> _MATERIAL_:
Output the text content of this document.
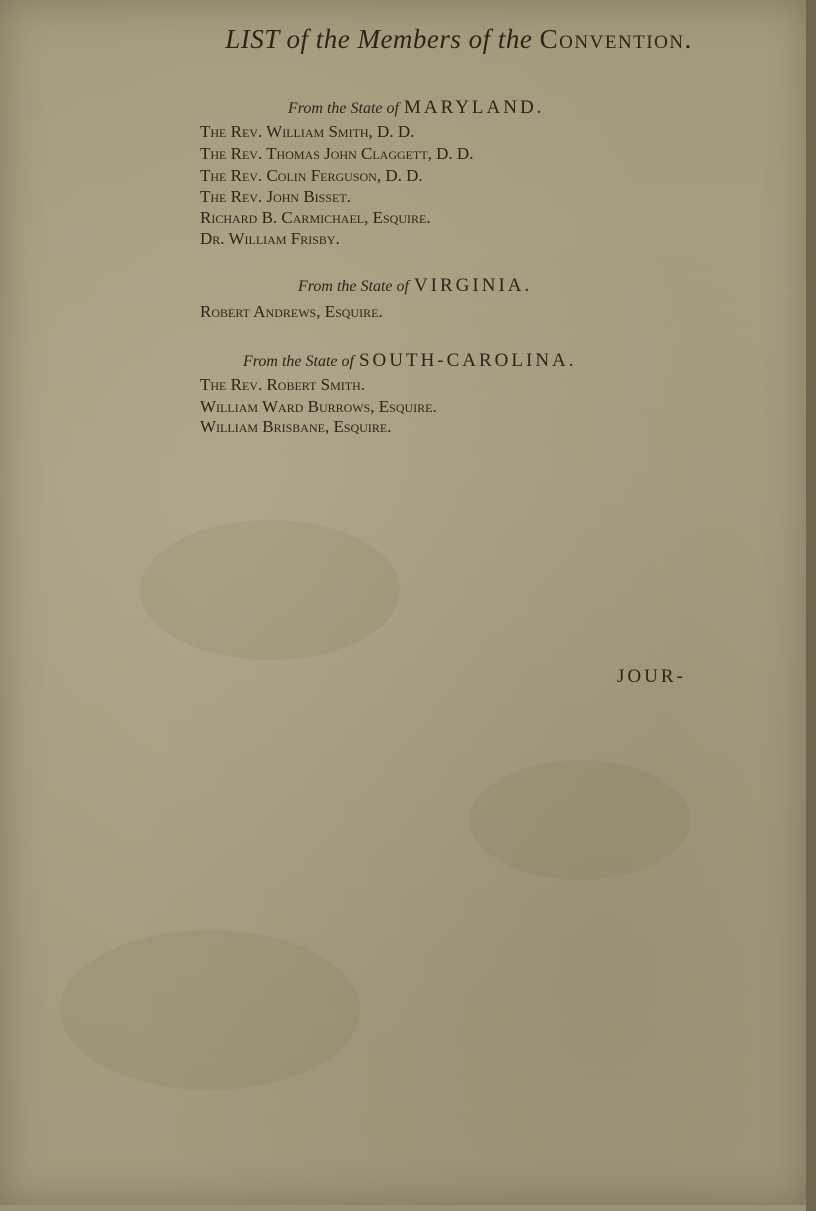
LIST of the Members of the Convention.
From the State of MARYLAND.
The Rev. William Smith, D. D.
The Rev. Thomas John Claggett, D. D.
The Rev. Colin Ferguson, D. D.
The Rev. John Bisset.
Richard B. Carmichael, Esquire.
Dr. William Frisby.
From the State of VIRGINIA.
Robert Andrews, Esquire.
From the State of SOUTH-CAROLINA.
The Rev. Robert Smith.
William Ward Burrows, Esquire.
William Brisbane, Esquire.
JOUR-
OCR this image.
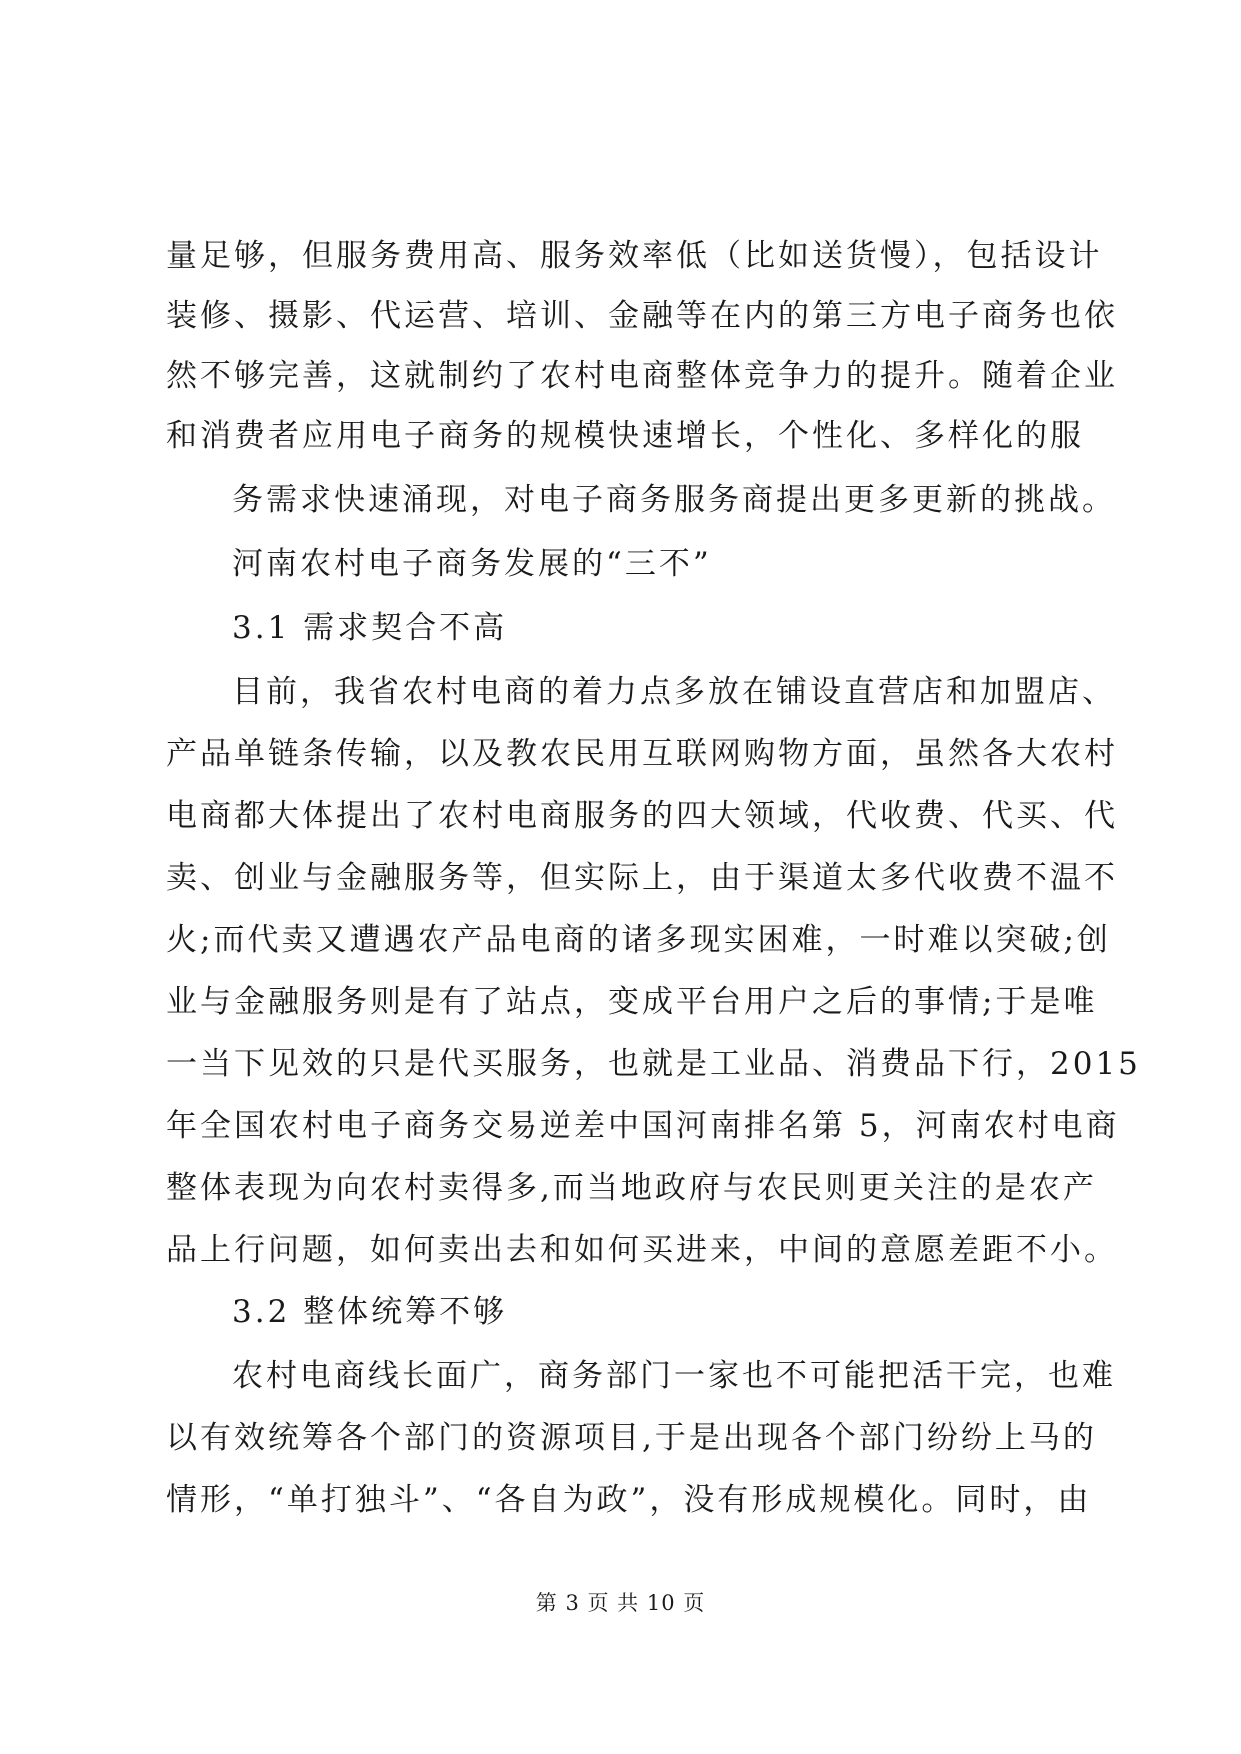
量足够，但服务费用高、服务效率低（比如送货慢），包括设计
装修、摄影、代运营、培训、金融等在内的第三方电子商务也依
然不够完善，这就制约了农村电商整体竞争力的提升。随着企业
和消费者应用电子商务的规模快速增长，个性化、多样化的服
务需求快速涌现，对电子商务服务商提出更多更新的挑战。
河南农村电子商务发展的“三不”
3.1 需求契合不高
目前，我省农村电商的着力点多放在铺设直营店和加盟店、
产品单链条传输，以及教农民用互联网购物方面，虽然各大农村
电商都大体提出了农村电商服务的四大领域，代收费、代买、代
卖、创业与金融服务等，但实际上，由于渠道太多代收费不温不
火;而代卖又遭遇农产品电商的诸多现实困难，一时难以突破;创
业与金融服务则是有了站点，变成平台用户之后的事情;于是唯
一当下见效的只是代买服务，也就是工业品、消费品下行，2015
年全国农村电子商务交易逆差中国河南排名第 5，河南农村电商
整体表现为向农村卖得多,而当地政府与农民则更关注的是农产
品上行问题，如何卖出去和如何买进来，中间的意愿差距不小。
3.2 整体统筹不够
农村电商线长面广，商务部门一家也不可能把活干完，也难
以有效统筹各个部门的资源项目,于是出现各个部门纷纷上马的
情形，“单打独斗”、“各自为政”，没有形成规模化。同时，由
第 3 页 共 10 页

> _WORK REQUIRED_: Write out the material above once more, exactly as it reads, with no pictures.

> _REPLY_:
Output the text content of this document.
LIST of the Members of the Convention.
From the State of MARYLAND.
The Rev. William Smith, D. D.
The Rev. Thomas John Claggett, D. D.
The Rev. Colin Ferguson, D. D.
The Rev. John Bisset.
Richard B. Carmichael, Esquire.
Dr. William Frisby.
From the State of VIRGINIA.
Robert Andrews, Esquire.
From the State of SOUTH-CAROLINA.
The Rev. Robert Smith.
William Ward Burrows, Esquire.
William Brisbane, Esquire.
JOUR-
OCR this image.
量足够，但服务费用高、服务效率低（比如送货慢），包括设计
装修、摄影、代运营、培训、金融等在内的第三方电子商务也依
然不够完善，这就制约了农村电商整体竞争力的提升。随着企业
和消费者应用电子商务的规模快速增长，个性化、多样化的服
务需求快速涌现，对电子商务服务商提出更多更新的挑战。
河南农村电子商务发展的“三不”
3.1 需求契合不高
目前，我省农村电商的着力点多放在铺设直营店和加盟店、
产品单链条传输，以及教农民用互联网购物方面，虽然各大农村
电商都大体提出了农村电商服务的四大领域，代收费、代买、代
卖、创业与金融服务等，但实际上，由于渠道太多代收费不温不
火;而代卖又遭遇农产品电商的诸多现实困难，一时难以突破;创
业与金融服务则是有了站点，变成平台用户之后的事情;于是唯
一当下见效的只是代买服务，也就是工业品、消费品下行，2015
年全国农村电子商务交易逆差中国河南排名第 5，河南农村电商
整体表现为向农村卖得多,而当地政府与农民则更关注的是农产
品上行问题，如何卖出去和如何买进来，中间的意愿差距不小。
3.2 整体统筹不够
农村电商线长面广，商务部门一家也不可能把活干完，也难
以有效统筹各个部门的资源项目,于是出现各个部门纷纷上马的
情形，“单打独斗”、“各自为政”，没有形成规模化。同时，由
第 3 页 共 10 页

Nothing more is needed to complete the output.